▼

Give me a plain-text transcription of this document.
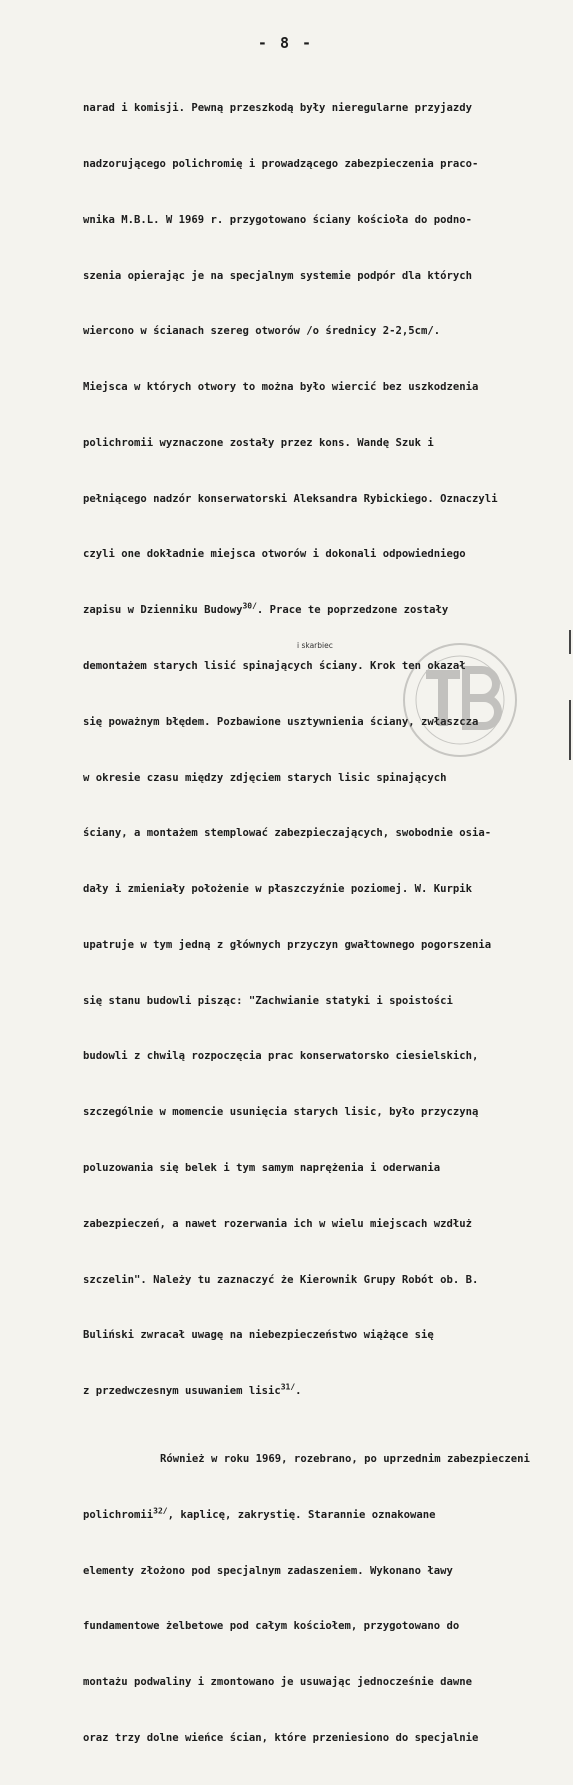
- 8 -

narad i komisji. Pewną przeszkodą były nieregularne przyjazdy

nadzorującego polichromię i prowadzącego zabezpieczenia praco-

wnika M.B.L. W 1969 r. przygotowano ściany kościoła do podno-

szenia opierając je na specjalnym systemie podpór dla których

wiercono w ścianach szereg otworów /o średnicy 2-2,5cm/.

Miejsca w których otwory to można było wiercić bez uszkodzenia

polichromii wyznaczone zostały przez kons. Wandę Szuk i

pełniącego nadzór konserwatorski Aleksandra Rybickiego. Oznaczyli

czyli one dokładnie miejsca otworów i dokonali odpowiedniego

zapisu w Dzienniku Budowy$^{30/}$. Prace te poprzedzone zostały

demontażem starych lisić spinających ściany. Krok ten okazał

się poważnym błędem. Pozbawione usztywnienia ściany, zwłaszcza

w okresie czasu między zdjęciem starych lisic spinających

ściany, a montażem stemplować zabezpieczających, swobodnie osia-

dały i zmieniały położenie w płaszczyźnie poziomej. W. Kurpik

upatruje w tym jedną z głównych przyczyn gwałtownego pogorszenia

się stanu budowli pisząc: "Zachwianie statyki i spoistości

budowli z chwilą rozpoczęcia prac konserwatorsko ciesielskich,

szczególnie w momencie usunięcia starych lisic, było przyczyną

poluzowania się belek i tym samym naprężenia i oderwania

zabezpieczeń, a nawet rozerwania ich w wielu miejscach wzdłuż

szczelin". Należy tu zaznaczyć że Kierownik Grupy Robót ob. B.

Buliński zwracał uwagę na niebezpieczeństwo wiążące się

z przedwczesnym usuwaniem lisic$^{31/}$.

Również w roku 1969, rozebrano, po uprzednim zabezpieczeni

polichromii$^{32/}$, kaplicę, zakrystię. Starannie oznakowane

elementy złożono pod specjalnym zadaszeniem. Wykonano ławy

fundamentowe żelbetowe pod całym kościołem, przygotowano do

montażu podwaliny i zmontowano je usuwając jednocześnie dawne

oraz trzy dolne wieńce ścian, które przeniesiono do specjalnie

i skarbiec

▲
▼

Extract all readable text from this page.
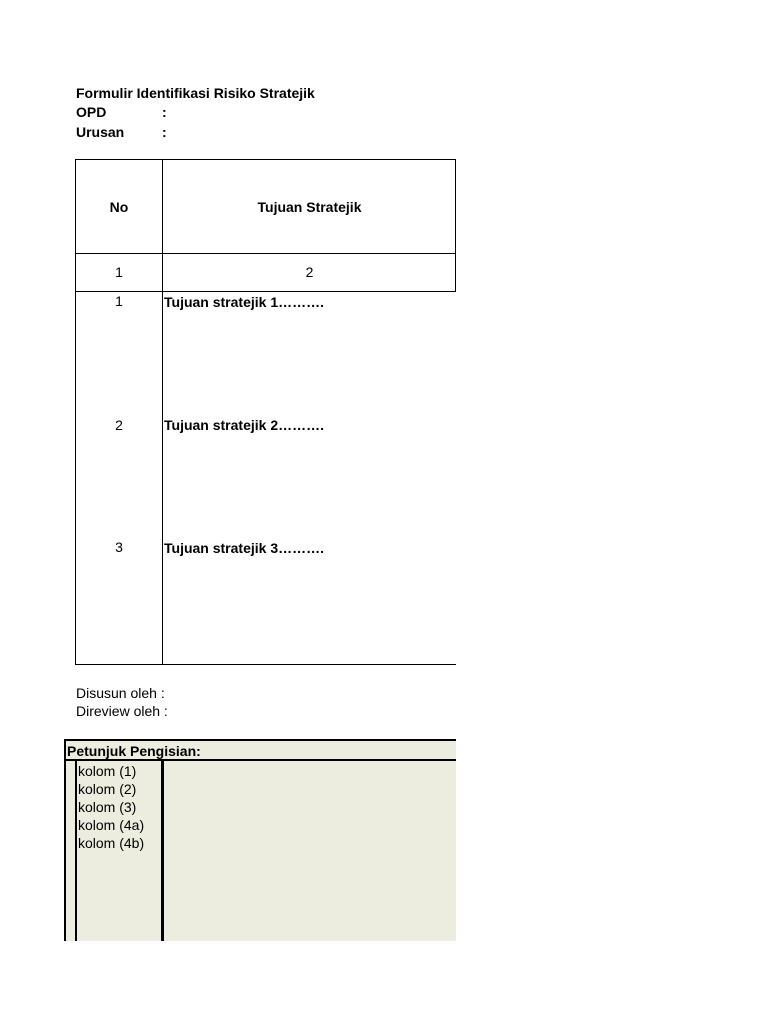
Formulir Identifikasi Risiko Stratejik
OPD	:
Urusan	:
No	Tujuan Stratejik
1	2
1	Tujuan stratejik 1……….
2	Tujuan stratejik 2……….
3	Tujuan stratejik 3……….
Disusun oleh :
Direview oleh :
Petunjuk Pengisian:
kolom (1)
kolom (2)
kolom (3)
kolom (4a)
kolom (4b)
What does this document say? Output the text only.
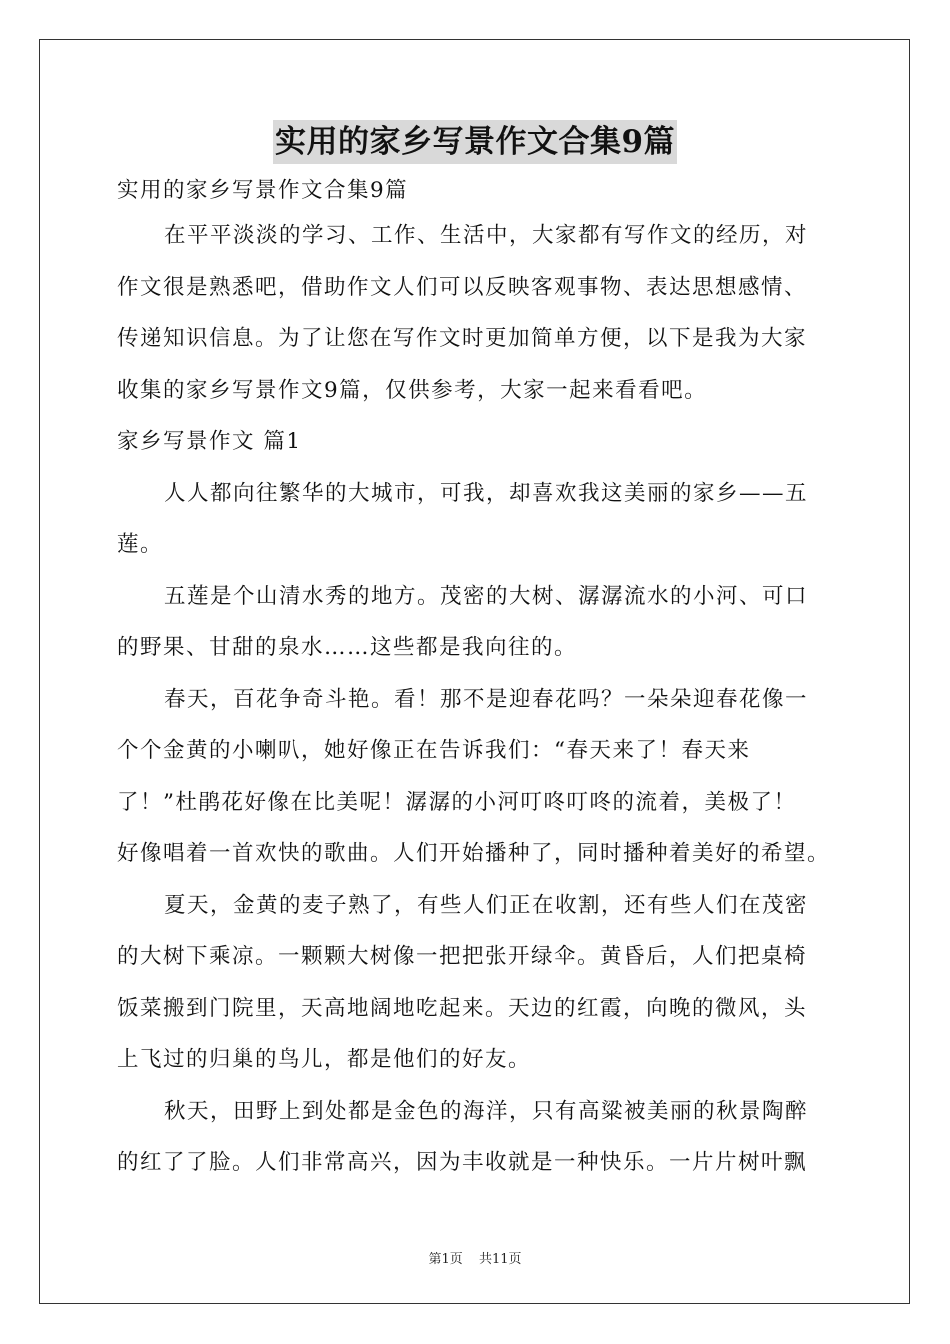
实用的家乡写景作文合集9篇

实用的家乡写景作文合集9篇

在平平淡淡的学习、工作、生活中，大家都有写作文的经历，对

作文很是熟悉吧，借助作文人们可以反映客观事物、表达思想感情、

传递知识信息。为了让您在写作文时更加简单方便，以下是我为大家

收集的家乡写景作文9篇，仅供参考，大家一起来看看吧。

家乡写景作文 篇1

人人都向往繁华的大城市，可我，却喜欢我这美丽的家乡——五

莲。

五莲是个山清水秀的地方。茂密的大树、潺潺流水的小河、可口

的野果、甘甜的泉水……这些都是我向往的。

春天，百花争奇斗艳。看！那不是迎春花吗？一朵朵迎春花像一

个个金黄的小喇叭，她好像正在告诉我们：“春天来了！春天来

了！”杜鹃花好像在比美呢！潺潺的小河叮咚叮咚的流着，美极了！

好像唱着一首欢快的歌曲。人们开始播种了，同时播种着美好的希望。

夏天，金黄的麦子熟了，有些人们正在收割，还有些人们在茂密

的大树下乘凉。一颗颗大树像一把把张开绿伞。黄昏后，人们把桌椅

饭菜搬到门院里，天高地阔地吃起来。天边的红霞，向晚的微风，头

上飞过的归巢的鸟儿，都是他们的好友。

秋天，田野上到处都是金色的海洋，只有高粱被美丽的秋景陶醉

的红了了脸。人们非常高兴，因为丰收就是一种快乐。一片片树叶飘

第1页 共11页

▲

* What the task asks *
Where a line of the entries contains the word "było", copy that line.

* Written response *
Miejsca w których otwory to można było wiercić bez uszkodzenia
szczególnie w momencie usunięcia starych lisic, było przyczyną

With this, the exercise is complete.